--- Task ---
Please render as a numbered list the part of the entries that opens with the line containing "edge-label-dec1-n: N [472,410,481,426]" and closes with the line containing "page-header: 安徽三联学院毕业论文 [90,50,704,70]", both included. Leave out any blank lines.

━━━ Exercise material ━━━

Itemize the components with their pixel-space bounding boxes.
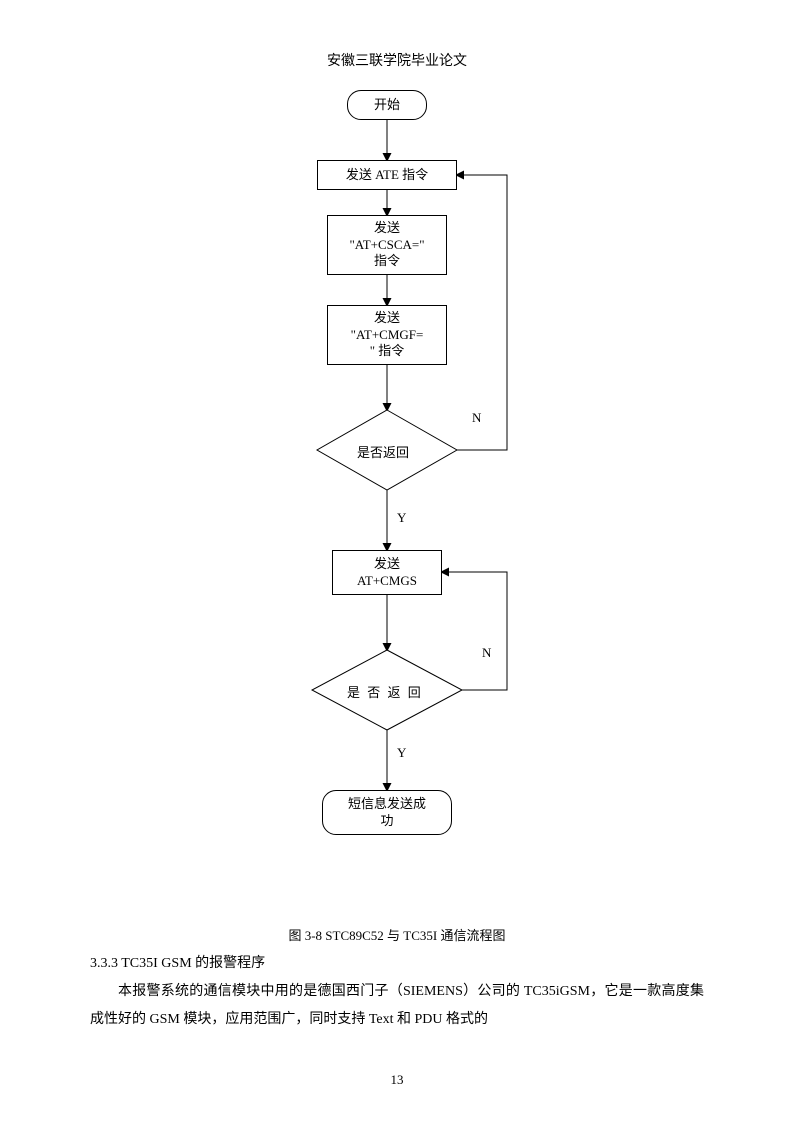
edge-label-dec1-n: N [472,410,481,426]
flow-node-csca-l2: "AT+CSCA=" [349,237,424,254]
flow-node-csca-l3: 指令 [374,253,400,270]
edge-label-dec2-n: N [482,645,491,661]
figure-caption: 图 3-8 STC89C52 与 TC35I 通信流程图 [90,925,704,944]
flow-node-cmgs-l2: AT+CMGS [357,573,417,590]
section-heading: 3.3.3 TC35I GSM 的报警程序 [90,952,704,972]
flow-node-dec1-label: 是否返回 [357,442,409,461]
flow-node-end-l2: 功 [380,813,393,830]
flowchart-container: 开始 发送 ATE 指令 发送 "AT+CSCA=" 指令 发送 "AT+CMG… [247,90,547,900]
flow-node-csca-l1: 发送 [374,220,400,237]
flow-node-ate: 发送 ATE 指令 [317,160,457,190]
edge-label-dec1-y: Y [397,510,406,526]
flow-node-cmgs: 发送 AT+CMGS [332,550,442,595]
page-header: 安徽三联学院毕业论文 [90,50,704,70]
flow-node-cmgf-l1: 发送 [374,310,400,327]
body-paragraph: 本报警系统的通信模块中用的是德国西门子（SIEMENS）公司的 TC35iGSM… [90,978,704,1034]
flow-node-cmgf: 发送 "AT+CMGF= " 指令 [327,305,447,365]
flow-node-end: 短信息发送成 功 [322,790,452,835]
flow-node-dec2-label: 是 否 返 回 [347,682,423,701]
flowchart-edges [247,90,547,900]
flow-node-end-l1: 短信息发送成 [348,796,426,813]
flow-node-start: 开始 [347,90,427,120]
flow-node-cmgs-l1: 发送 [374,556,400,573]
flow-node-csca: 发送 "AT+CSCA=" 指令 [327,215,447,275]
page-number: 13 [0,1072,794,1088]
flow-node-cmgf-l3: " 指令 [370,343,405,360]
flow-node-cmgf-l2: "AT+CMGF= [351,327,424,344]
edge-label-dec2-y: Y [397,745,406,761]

━━━

--- Answer to the task ---
1. edge-label-dec1-n: N [472,410,481,426]
2. flow-node-csca-l2: "AT+CSCA=" [349,237,424,254]
3. flow-node-csca-l3: 指令 [374,253,400,270]
4. edge-label-dec2-n: N [482,645,491,661]
5. figure-caption: 图 3-8 STC89C52 与 TC35I 通信流程图 [90,925,704,944]
6. flow-node-cmgs-l2: AT+CMGS [357,573,417,590]
7. section-heading: 3.3.3 TC35I GSM 的报警程序 [90,952,704,972]
8. flow-node-dec1-label: 是否返回 [357,442,409,461]
9. flow-node-end-l2: 功 [380,813,393,830]
10. flowchart-container: 开始 发送 ATE 指令 发送 "AT+CSCA=" 指令 发送 "AT+CMG… [247,90,547,900]
11. flow-node-csca-l1: 发送 [374,220,400,237]
12. flow-node-ate: 发送 ATE 指令 [317,160,457,190]
13. edge-label-dec1-y: Y [397,510,406,526]
14. flow-node-cmgs: 发送 AT+CMGS [332,550,442,595]
15. page-header: 安徽三联学院毕业论文 [90,50,704,70]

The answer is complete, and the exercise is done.